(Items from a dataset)
:::::

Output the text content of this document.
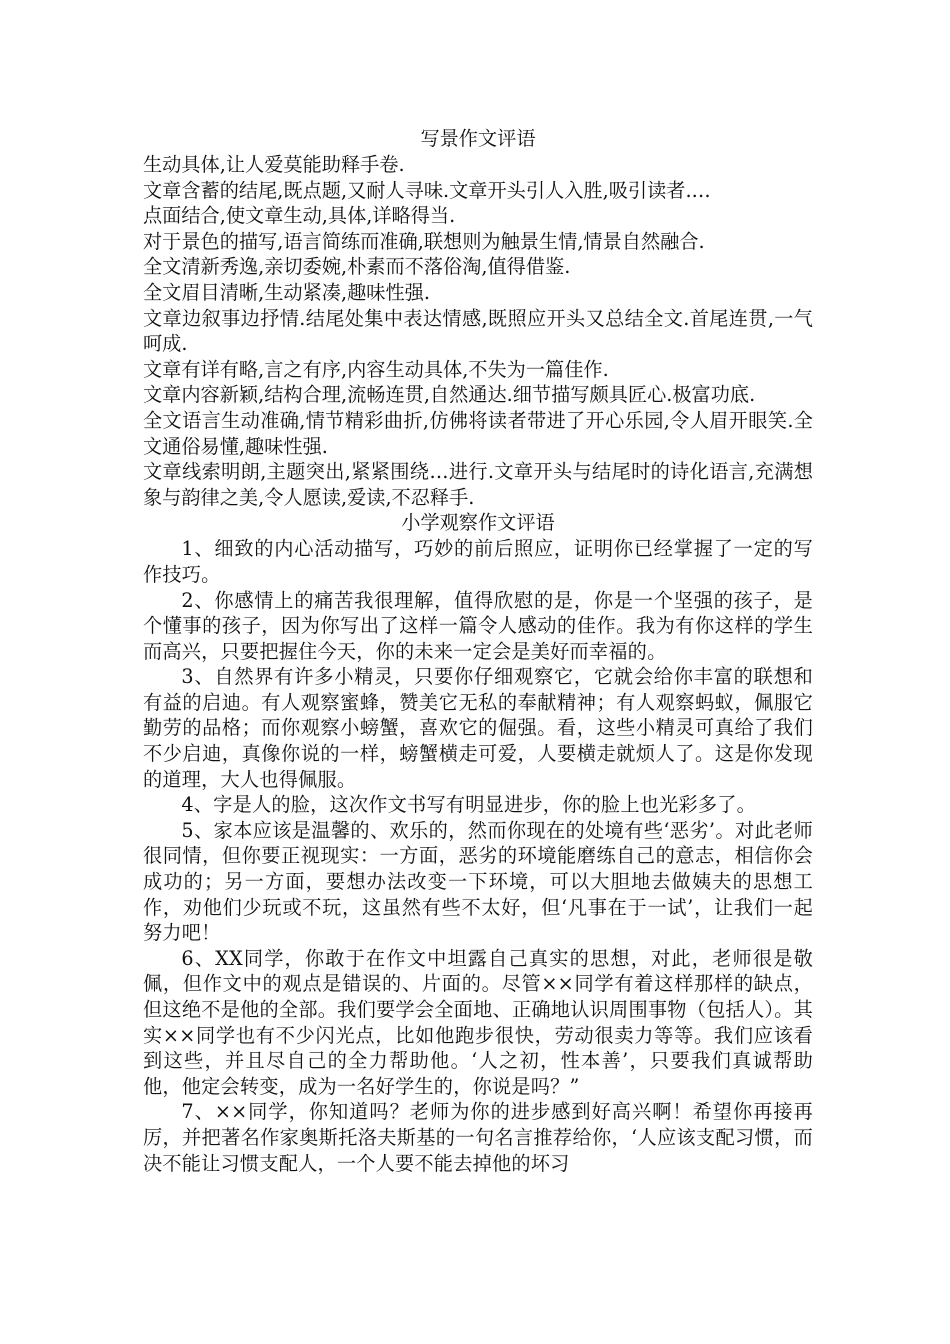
写景作文评语

生动具体,让人爱莫能助释手卷.

文章含蓄的结尾,既点题,又耐人寻味.文章开头引人入胜,吸引读者.…

点面结合,使文章生动,具体,详略得当.

对于景色的描写,语言简练而准确,联想则为触景生情,情景自然融合.

全文清新秀逸,亲切委婉,朴素而不落俗淘,值得借鉴.

全文眉目清晰,生动紧凑,趣味性强.

文章边叙事边抒情.结尾处集中表达情感,既照应开头又总结全文.首尾连贯,一气呵成.

文章有详有略,言之有序,内容生动具体,不失为一篇佳作.

文章内容新颖,结构合理,流畅连贯,自然通达.细节描写颇具匠心.极富功底.

全文语言生动准确,情节精彩曲折,仿佛将读者带进了开心乐园,令人眉开眼笑.全文通俗易懂,趣味性强.

文章线索明朗,主题突出,紧紧围绕…进行.文章开头与结尾时的诗化语言,充满想象与韵律之美,令人愿读,爱读,不忍释手.

小学观察作文评语

1、细致的内心活动描写，巧妙的前后照应，证明你已经掌握了一定的写作技巧。

2、你感情上的痛苦我很理解，值得欣慰的是，你是一个坚强的孩子，是个懂事的孩子，因为你写出了这样一篇令人感动的佳作。我为有你这样的学生而高兴，只要把握住今天，你的未来一定会是美好而幸福的。

3、自然界有许多小精灵，只要你仔细观察它，它就会给你丰富的联想和有益的启迪。有人观察蜜蜂，赞美它无私的奉献精神；有人观察蚂蚁，佩服它勤劳的品格；而你观察小螃蟹，喜欢它的倔强。看，这些小精灵可真给了我们不少启迪，真像你说的一样，螃蟹横走可爱，人要横走就烦人了。这是你发现的道理，大人也得佩服。

4、字是人的脸，这次作文书写有明显进步，你的脸上也光彩多了。

5、家本应该是温馨的、欢乐的，然而你现在的处境有些‘恶劣’。对此老师很同情，但你要正视现实：一方面，恶劣的环境能磨练自己的意志，相信你会成功的；另一方面，要想办法改变一下环境，可以大胆地去做姨夫的思想工作，劝他们少玩或不玩，这虽然有些不太好，但‘凡事在于一试’，让我们一起努力吧！

6、XX同学，你敢于在作文中坦露自己真实的思想，对此，老师很是敬佩，但作文中的观点是错误的、片面的。尽管××同学有着这样那样的缺点，但这绝不是他的全部。我们要学会全面地、正确地认识周围事物（包括人）。其实××同学也有不少闪光点，比如他跑步很快，劳动很卖力等等。我们应该看到这些，并且尽自己的全力帮助他。‘人之初，性本善’，只要我们真诚帮助他，他定会转变，成为一名好学生的，你说是吗？”

7、××同学，你知道吗？老师为你的进步感到好高兴啊！希望你再接再厉，并把著名作家奥斯托洛夫斯基的一句名言推荐给你，‘人应该支配习惯，而决不能让习惯支配人，一个人要不能去掉他的坏习
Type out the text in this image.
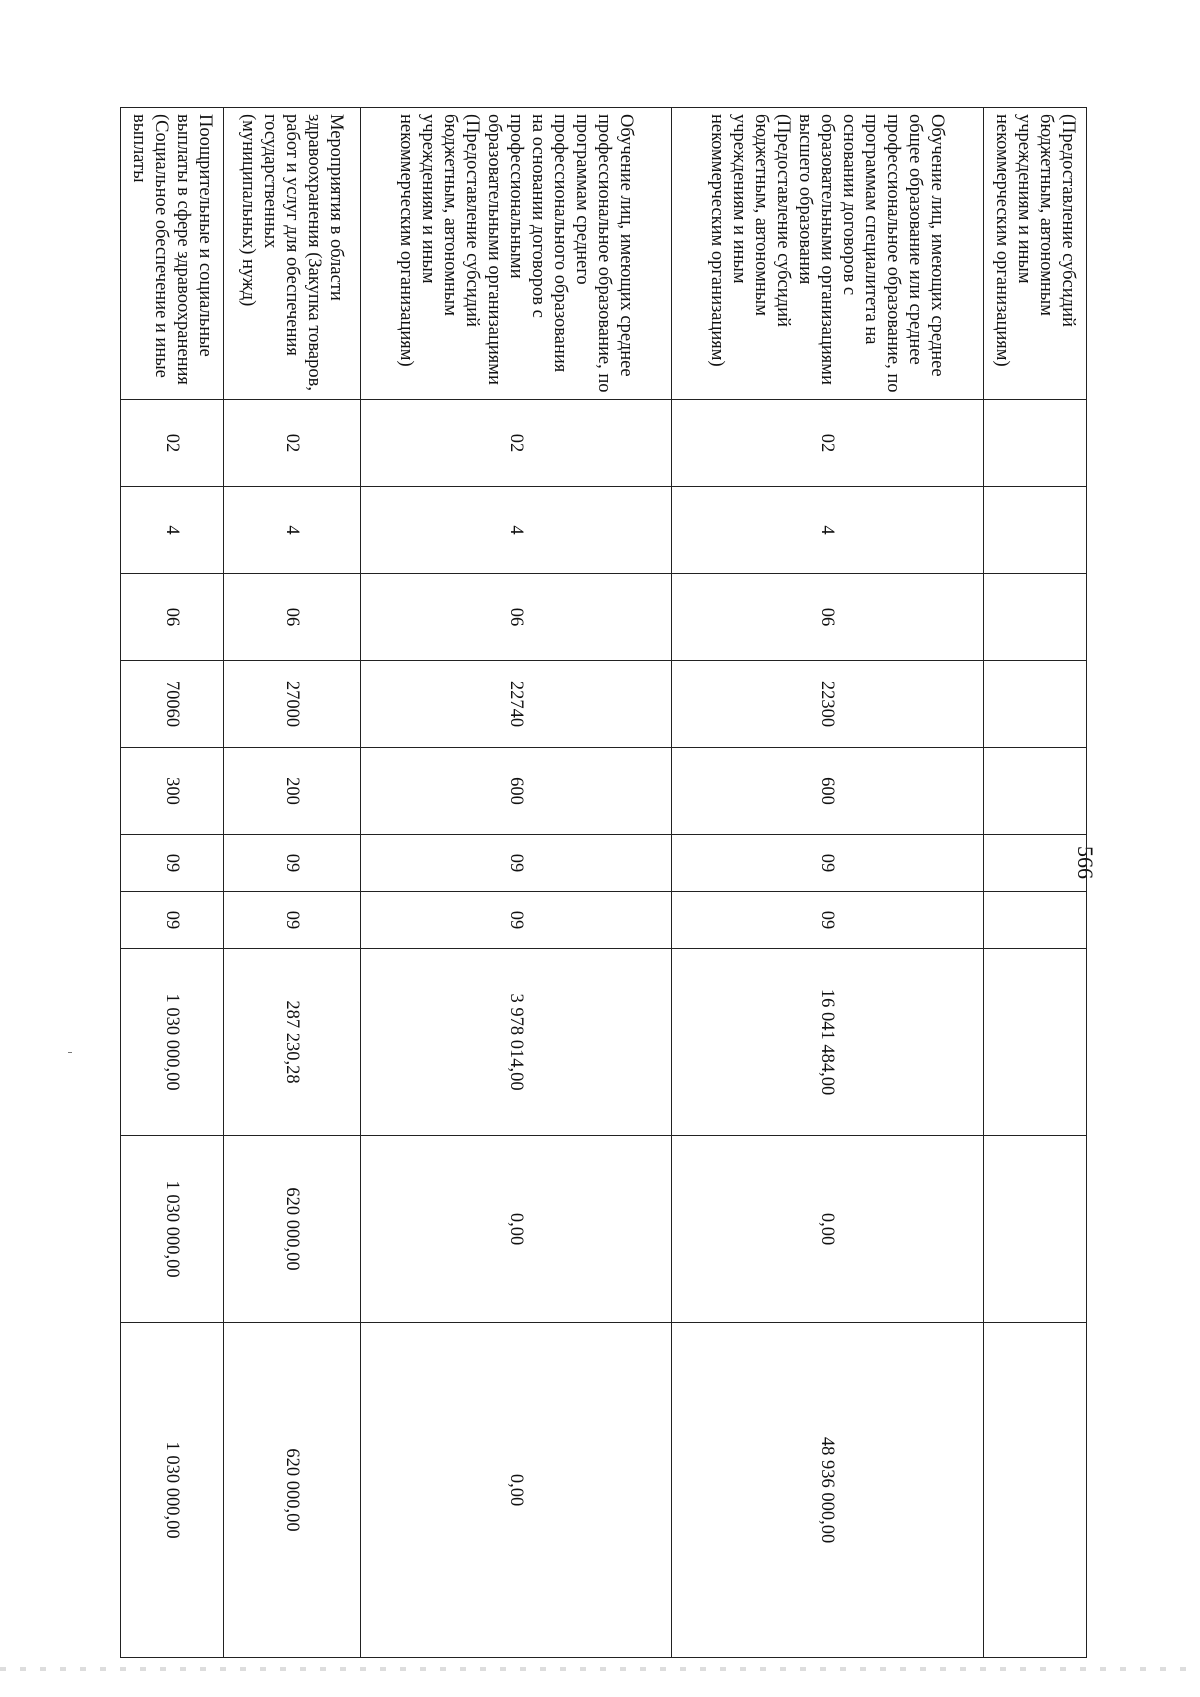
566
(Предоставление субсидий бюджетным, автономным учреждениям и иным некоммерческим организациям)										
Обучение лиц, имеющих среднее общее образование или среднее профессиональное образование, по программам специалитета на основании договоров с образовательными организациями высшего образования (Предоставление субсидий бюджетным, автономным учреждениям и иным некоммерческим организациям)	02	4	06	22300	600	09	09	16 041 484,00	0,00	48 936 000,00
Обучение лиц, имеющих среднее профессиональное образование, по программам среднего профессионального образования на основании договоров с профессиональными образовательными организациями (Предоставление субсидий бюджетным, автономным учреждениям и иным некоммерческим организациям)	02	4	06	22740	600	09	09	3 978 014,00	0,00	0,00
Мероприятия в области здравоохранения (Закупка товаров, работ и услуг для обеспечения государственных (муниципальных) нужд)	02	4	06	27000	200	09	09	287 230,28	620 000,00	620 000,00
Поощрительные и социальные выплаты в сфере здравоохранения (Социальное обеспечение и иные выплаты	02	4	06	70060	300	09	09	1 030 000,00	1 030 000,00	1 030 000,00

:::::

> EXERCISE DESCRIPTION
What is the number of lines in the records that contain the word "бюджетным"? Answer with the number and nothing else.

> REPLY TO THE EXERCISE
3